* DIRECTION
Copy each line of the records that holds the string "Lieutenant".

Begin AVAILABLE DATA

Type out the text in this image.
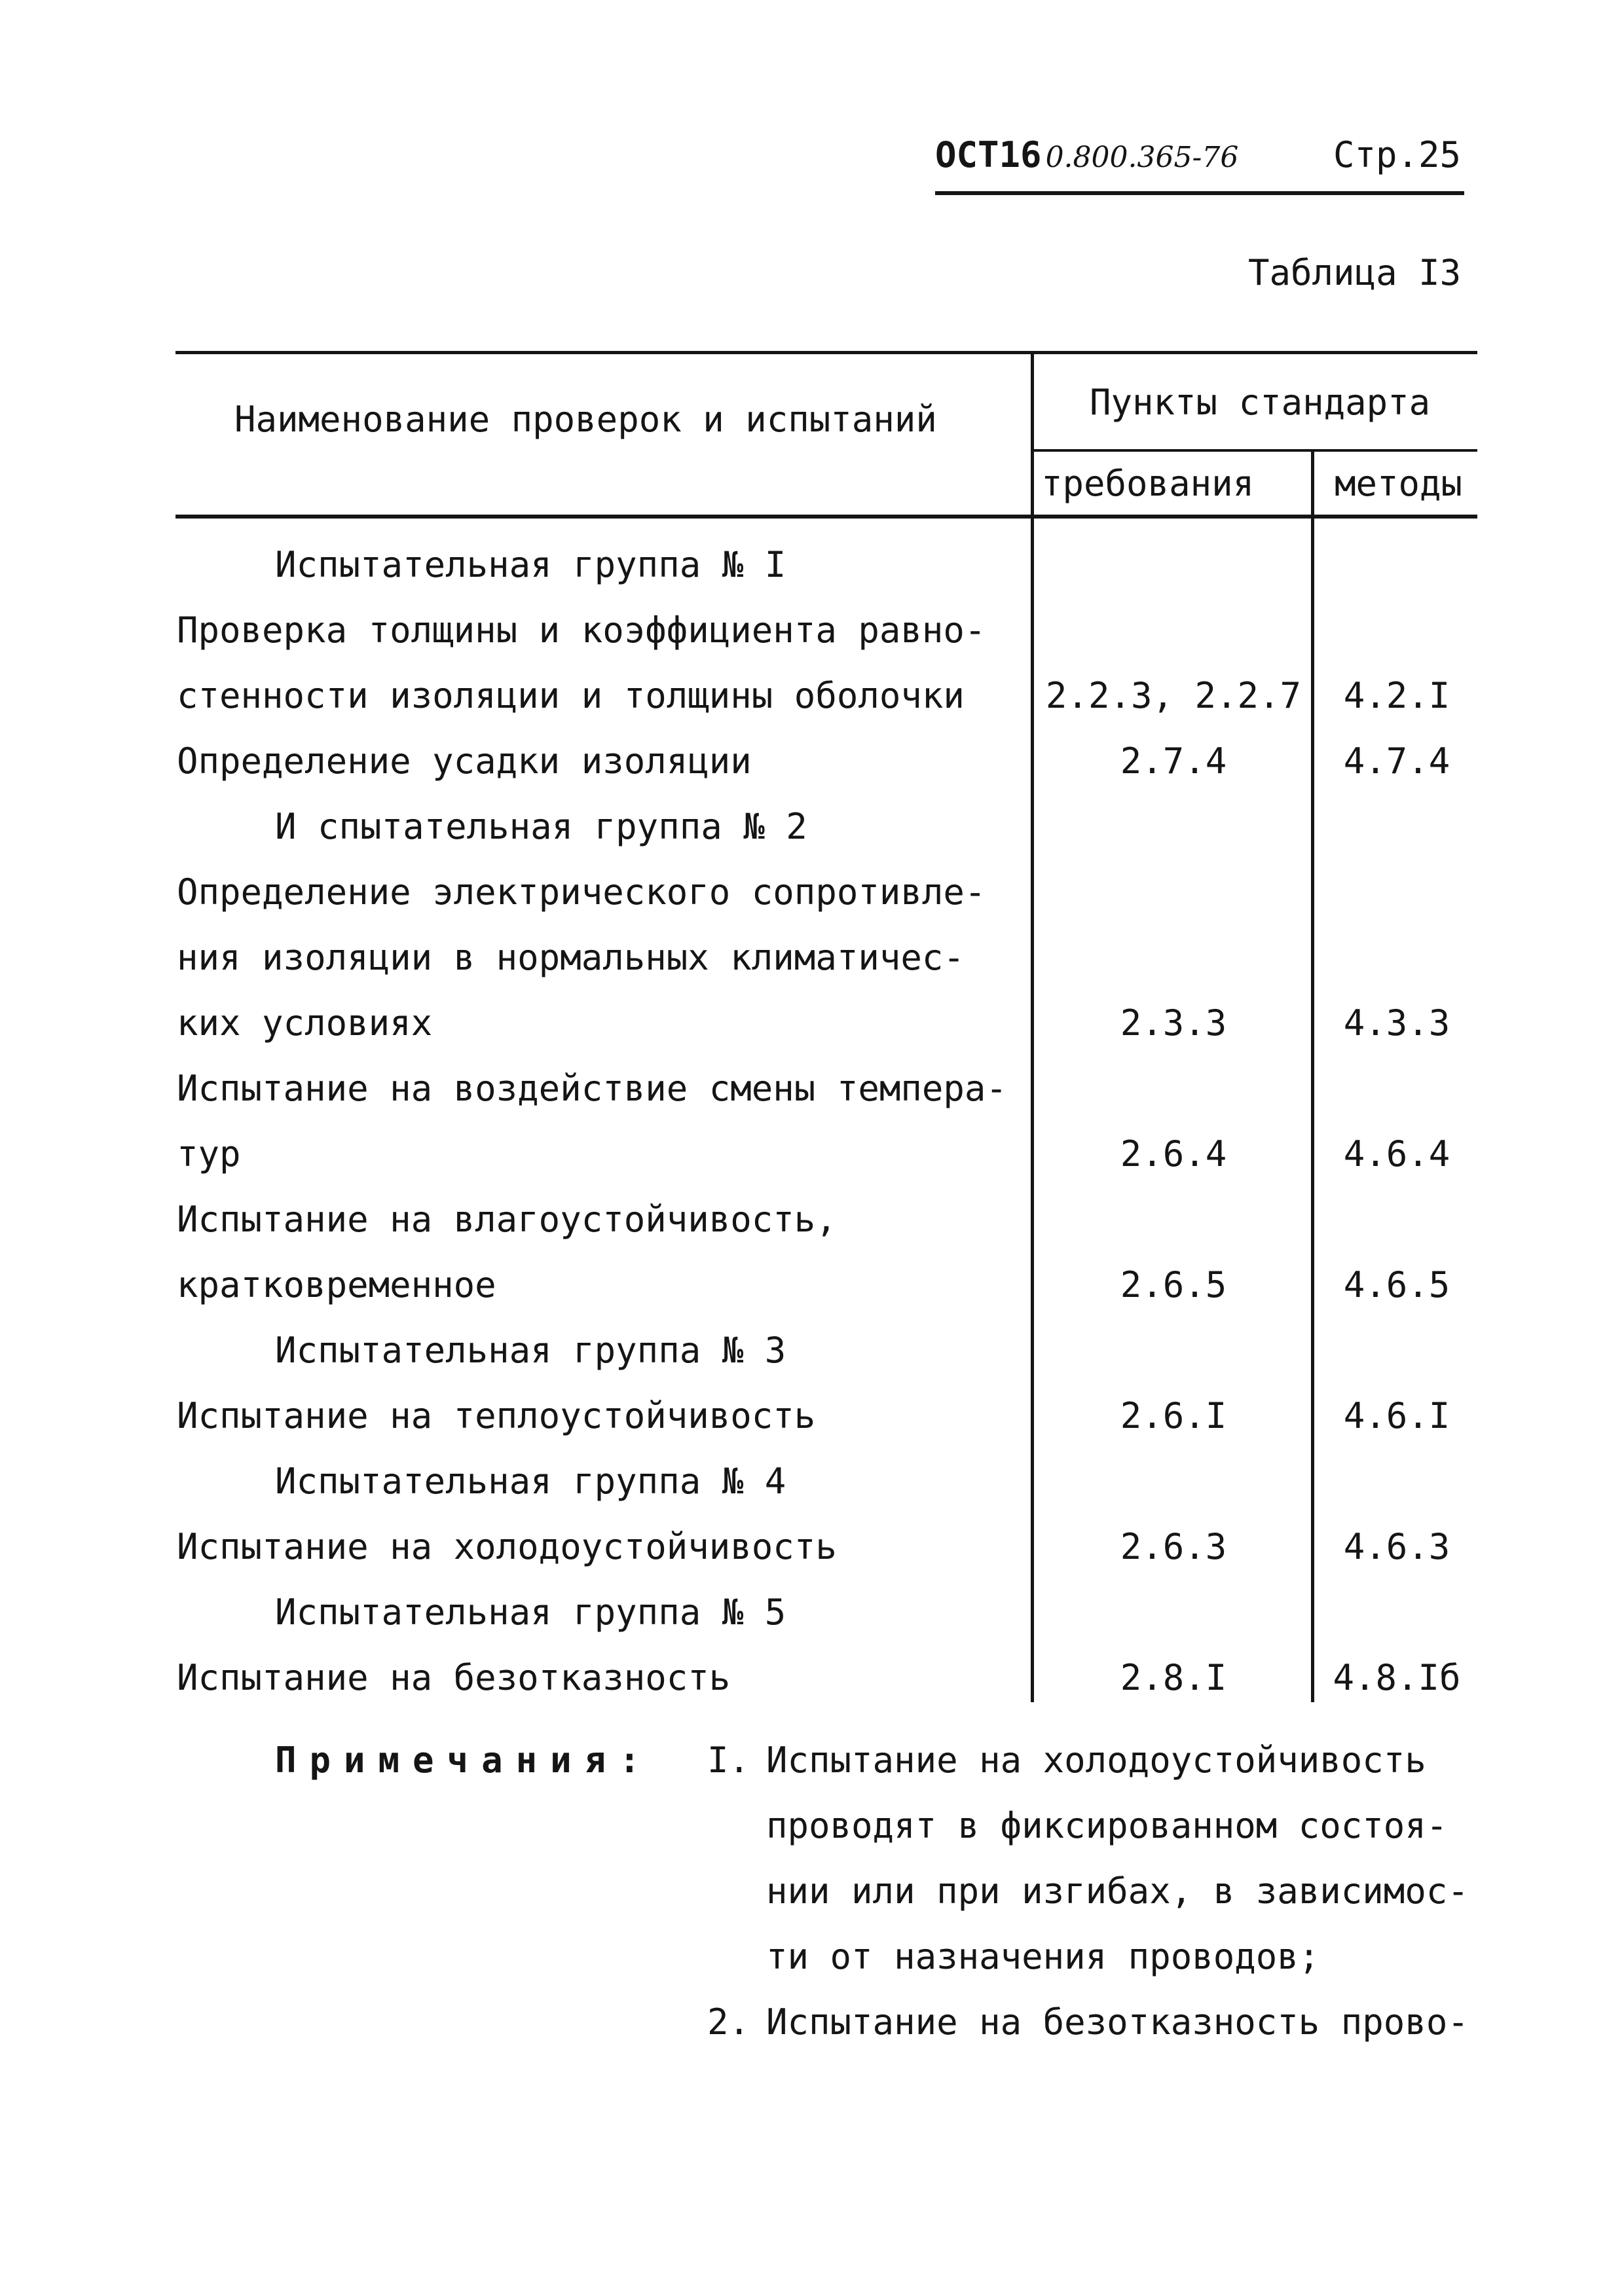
ОСТ16 0.800.365-76	Стр.25
Таблица I3
Наименование проверок и испытаний	Пункты стандарта
требования методы
Испытательная группа № I
Проверка толщины и коэффициента равно-
стенности изоляции и толщины оболочки 2.2.3, 2.2.7	4.2.I
Определение усадки изоляции	2.7.4	4.7.4
И спытательная группа № 2
Определение электрического сопротивле-
ния изоляции в нормальных климатичес-
ких условиях	2.3.3	4.3.3
Испытание на воздействие смены темпера-
тур	2.6.4	4.6.4
Испытание на влагоустойчивость,
кратковременное	2.6.5	4.6.5
Испытательная группа № 3
Испытание на теплоустойчивость	2.6.I	4.6.I
Испытательная группа № 4
Испытание на холодоустойчивость	2.6.3	4.6.3
Испытательная группа № 5
Испытание на безотказность	2.8.I	4.8.Iб
Примечания: I. Испытание на холодоустойчивость
проводят в фиксированном состоя-
нии или при изгибах, в зависимос-
ти от назначения проводов;
2. Испытание на безотказность прово-
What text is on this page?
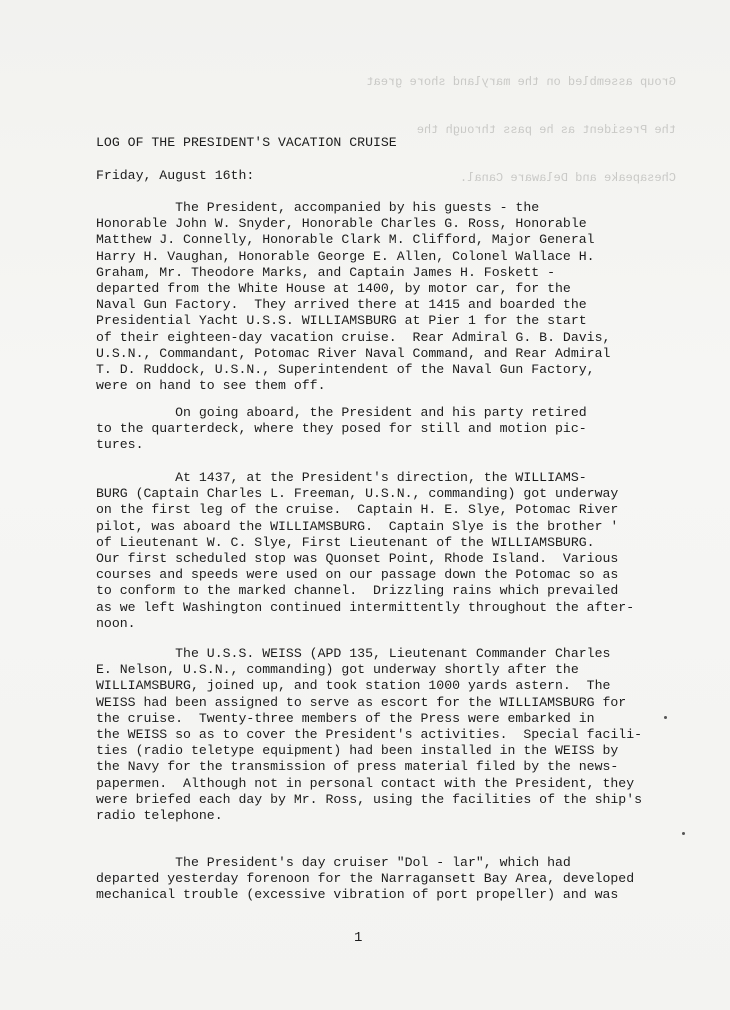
Group assembled on the maryland shore great

the President as he pass through the

Chesapeake and Delaware Canal.

LOG OF THE PRESIDENT'S VACATION CRUISE

Friday, August 16th:

The President, accompanied by his guests - the
Honorable John W. Snyder, Honorable Charles G. Ross, Honorable
Matthew J. Connelly, Honorable Clark M. Clifford, Major General
Harry H. Vaughan, Honorable George E. Allen, Colonel Wallace H.
Graham, Mr. Theodore Marks, and Captain James H. Foskett -
departed from the White House at 1400, by motor car, for the
Naval Gun Factory.  They arrived there at 1415 and boarded the
Presidential Yacht U.S.S. WILLIAMSBURG at Pier 1 for the start
of their eighteen-day vacation cruise.  Rear Admiral G. B. Davis,
U.S.N., Commandant, Potomac River Naval Command, and Rear Admiral
T. D. Ruddock, U.S.N., Superintendent of the Naval Gun Factory,
were on hand to see them off.
On going aboard, the President and his party retired
to the quarterdeck, where they posed for still and motion pic-
tures.
At 1437, at the President's direction, the WILLIAMS-
BURG (Captain Charles L. Freeman, U.S.N., commanding) got underway
on the first leg of the cruise.  Captain H. E. Slye, Potomac River
pilot, was aboard the WILLIAMSBURG.  Captain Slye is the brother '
of Lieutenant W. C. Slye, First Lieutenant of the WILLIAMSBURG.
Our first scheduled stop was Quonset Point, Rhode Island.  Various
courses and speeds were used on our passage down the Potomac so as
to conform to the marked channel.  Drizzling rains which prevailed
as we left Washington continued intermittently throughout the after-
noon.
The U.S.S. WEISS (APD 135, Lieutenant Commander Charles
E. Nelson, U.S.N., commanding) got underway shortly after the
WILLIAMSBURG, joined up, and took station 1000 yards astern.  The
WEISS had been assigned to serve as escort for the WILLIAMSBURG for
the cruise.  Twenty-three members of the Press were embarked in
the WEISS so as to cover the President's activities.  Special facili-
ties (radio teletype equipment) had been installed in the WEISS by
the Navy for the transmission of press material filed by the news-
papermen.  Although not in personal contact with the President, they
were briefed each day by Mr. Ross, using the facilities of the ship's
radio telephone.
The President's day cruiser "Dol - lar", which had
departed yesterday forenoon for the Narragansett Bay Area, developed
mechanical trouble (excessive vibration of port propeller) and was

1
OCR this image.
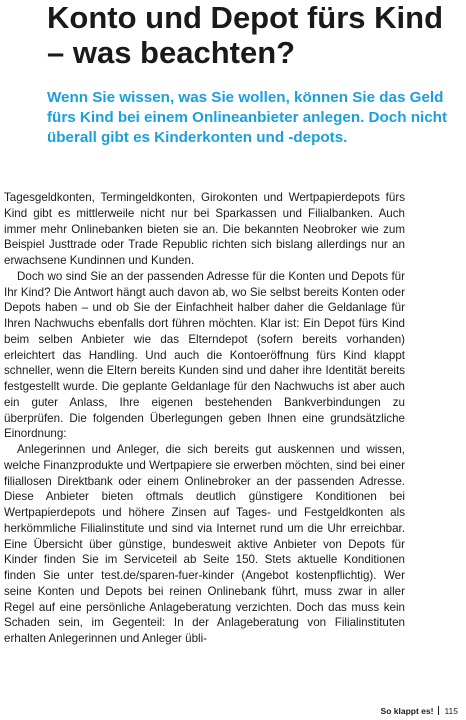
Konto und Depot fürs Kind – was beachten?

Wenn Sie wissen, was Sie wollen, können Sie das Geld fürs Kind bei einem Onlineanbieter anlegen. Doch nicht überall gibt es Kinderkonten und -depots.

Tagesgeldkonten, Termingeldkonten, Girokonten und Wertpapierdepots fürs Kind gibt es mittlerweile nicht nur bei Sparkassen und Filialbanken. Auch immer mehr Onlinebanken bieten sie an. Die bekannten Neobroker wie zum Beispiel Justtrade oder Trade Republic richten sich bislang allerdings nur an erwachsene Kundinnen und Kunden.

Doch wo sind Sie an der passenden Adresse für die Konten und Depots für Ihr Kind? Die Antwort hängt auch davon ab, wo Sie selbst bereits Konten oder Depots haben – und ob Sie der Einfachheit halber daher die Geldanlage für Ihren Nachwuchs ebenfalls dort führen möchten. Klar ist: Ein Depot fürs Kind beim selben Anbieter wie das Elterndepot (sofern bereits vorhanden) erleichtert das Handling. Und auch die Kontoeröffnung fürs Kind klappt schneller, wenn die Eltern bereits Kunden sind und daher ihre Identität bereits festgestellt wurde. Die geplante Geldanlage für den Nachwuchs ist aber auch ein guter Anlass, Ihre eigenen bestehenden Bankverbindungen zu überprüfen. Die folgenden Überlegungen geben Ihnen eine grundsätzliche Einordnung:

Anlegerinnen und Anleger, die sich bereits gut auskennen und wissen, welche Finanzprodukte und Wertpapiere sie erwerben möchten, sind bei einer filiallosen Direktbank oder einem Onlinebroker an der passenden Adresse. Diese Anbieter bieten oftmals deutlich günstigere Konditionen bei Wertpapierdepots und höhere Zinsen auf Tages- und Festgeldkonten als herkömmliche Filialinstitute und sind via Internet rund um die Uhr erreichbar. Eine Übersicht über günstige, bundesweit aktive Anbieter von Depots für Kinder finden Sie im Serviceteil ab Seite 150. Stets aktuelle Konditionen finden Sie unter test.de/sparen-fuer-kinder (Angebot kostenpflichtig). Wer seine Konten und Depots bei reinen Onlinebank führt, muss zwar in aller Regel auf eine persönliche Anlageberatung verzichten. Doch das muss kein Schaden sein, im Gegenteil: In der Anlageberatung von Filialinstituten erhalten Anlegerinnen und Anleger übli-

So klappt es! 115
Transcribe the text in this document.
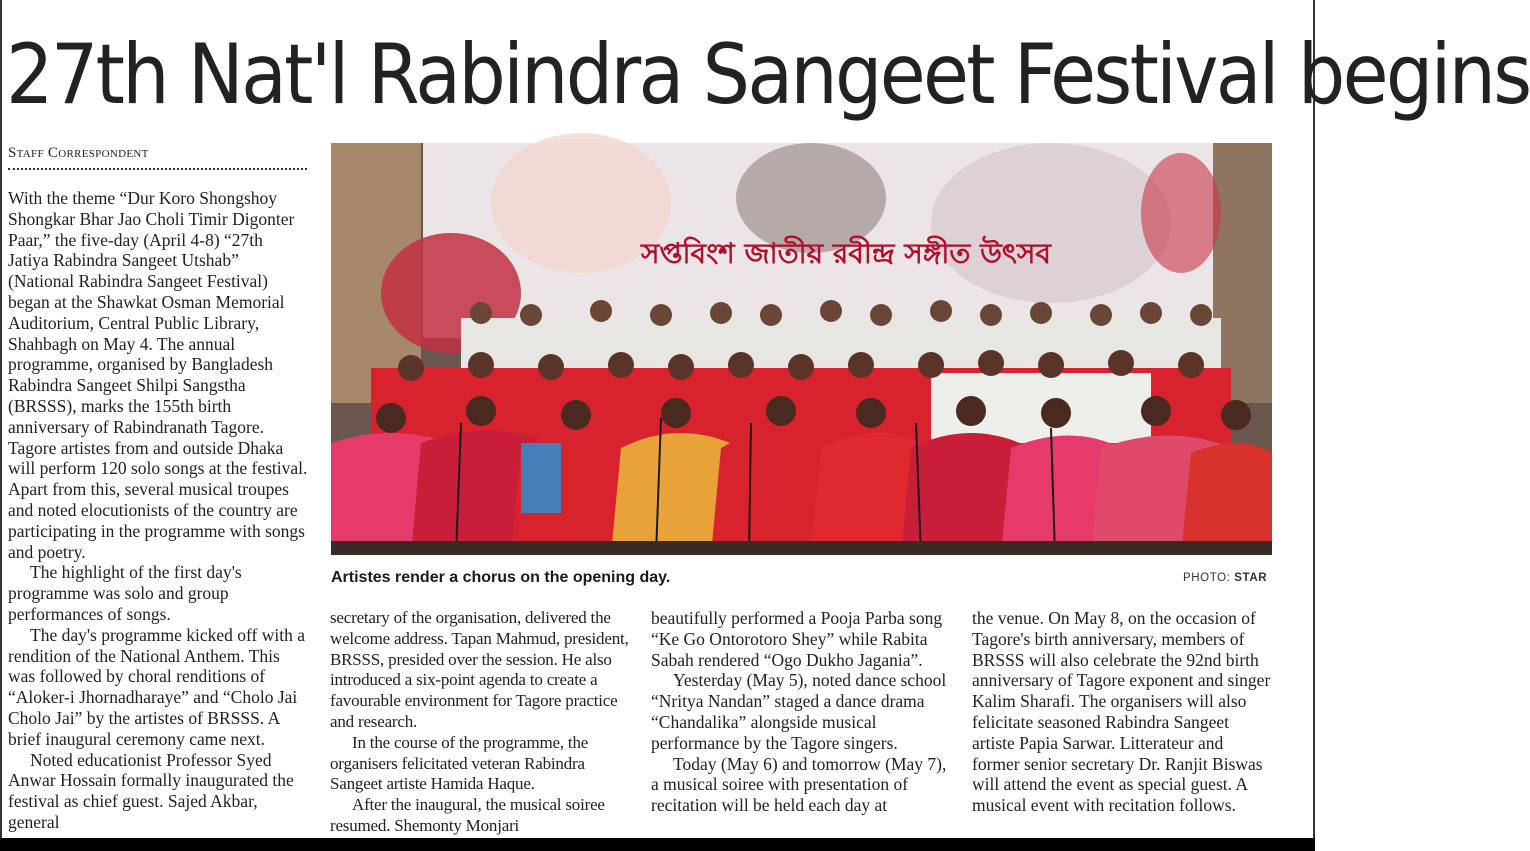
27th Nat'l Rabindra Sangeet Festival begins
Staff Correspondent

With the theme “Dur Koro Shongshoy Shongkar Bhar Jao Choli Timir Digonter Paar,” the five-day (April 4-8) “27th Jatiya Rabindra Sangeet Utshab” (National Rabindra Sangeet Festival) began at the Shawkat Osman Memorial Auditorium, Central Public Library, Shahbagh on May 4. The annual programme, organised by Bangladesh Rabindra Sangeet Shilpi Sangstha (BRSSS), marks the 155th birth anniversary of Rabindranath Tagore. Tagore artistes from and outside Dhaka will perform 120 solo songs at the festival. Apart from this, several musical troupes and noted elocutionists of the country are participating in the programme with songs and poetry.

The highlight of the first day's programme was solo and group performances of songs.

The day's programme kicked off with a rendition of the National Anthem. This was followed by choral renditions of “Aloker-i Jhornadharaye” and “Cholo Jai Cholo Jai” by the artistes of BRSSS. A brief inaugural ceremony came next.

Noted educationist Professor Syed Anwar Hossain formally inaugurated the festival as chief guest. Sajed Akbar, general

সপ্তবিংশ জাতীয় রবীন্দ্র সঙ্গীত উৎসব
Artistes render a chorus on the opening day.	PHOTO: STAR

secretary of the organisation, delivered the welcome address. Tapan Mahmud, president, BRSSS, presided over the session. He also introduced a six-point agenda to create a favourable environment for Tagore practice and research.

In the course of the programme, the organisers felicitated veteran Rabindra Sangeet artiste Hamida Haque.

After the inaugural, the musical soiree resumed. Shemonty Monjari

beautifully performed a Pooja Parba song “Ke Go Ontorotoro Shey” while Rabita Sabah rendered “Ogo Dukho Jagania”.

Yesterday (May 5), noted dance school “Nritya Nandan” staged a dance drama “Chandalika” alongside musical performance by the Tagore singers.

Today (May 6) and tomorrow (May 7), a musical soiree with presentation of recitation will be held each day at

the venue. On May 8, on the occasion of Tagore's birth anniversary, members of BRSSS will also celebrate the 92nd birth anniversary of Tagore exponent and singer Kalim Sharafi. The organisers will also felicitate seasoned Rabindra Sangeet artiste Papia Sarwar. Litterateur and former senior secretary Dr. Ranjit Biswas will attend the event as special guest. A musical event with recitation follows.
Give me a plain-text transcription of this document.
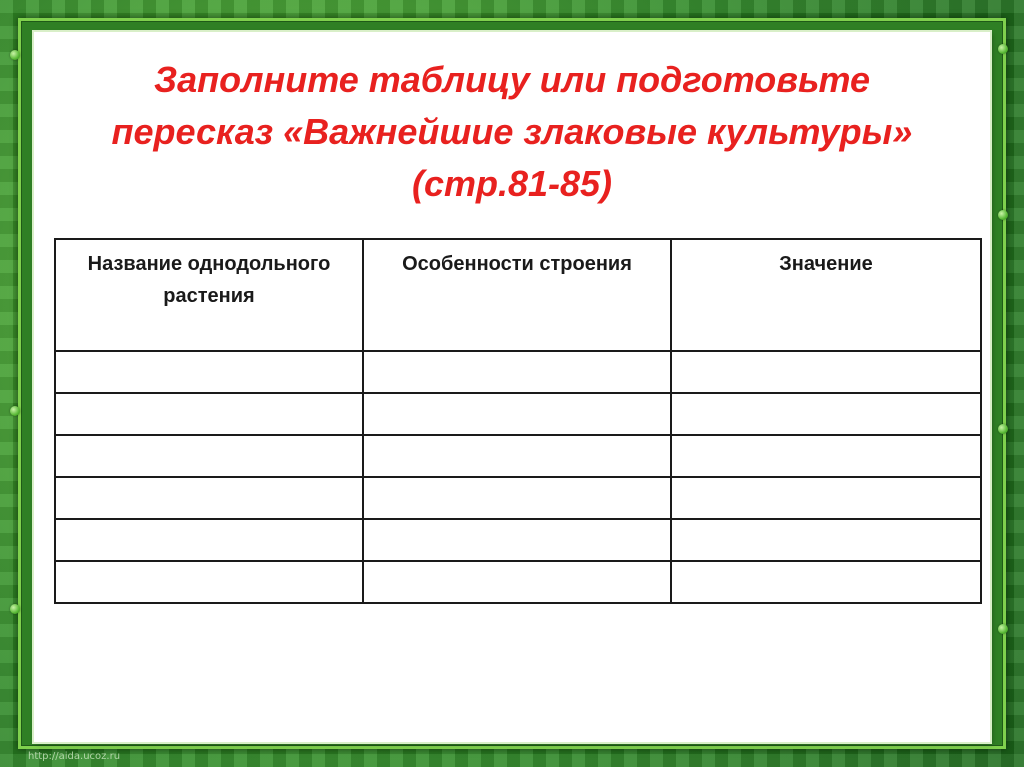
Заполните таблицу или подготовьте
пересказ «Важнейшие злаковые культуры»
(стр.81-85)
Название однодольного растения	Особенности строения	Значение

http://aida.ucoz.ru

End AVAILABLE DATA

* TASK ANSWER
of Lieutenant W. C. Slye, First Lieutenant of the WILLIAMSBURG.
The U.S.S. WEISS (APD 135, Lieutenant Commander Charles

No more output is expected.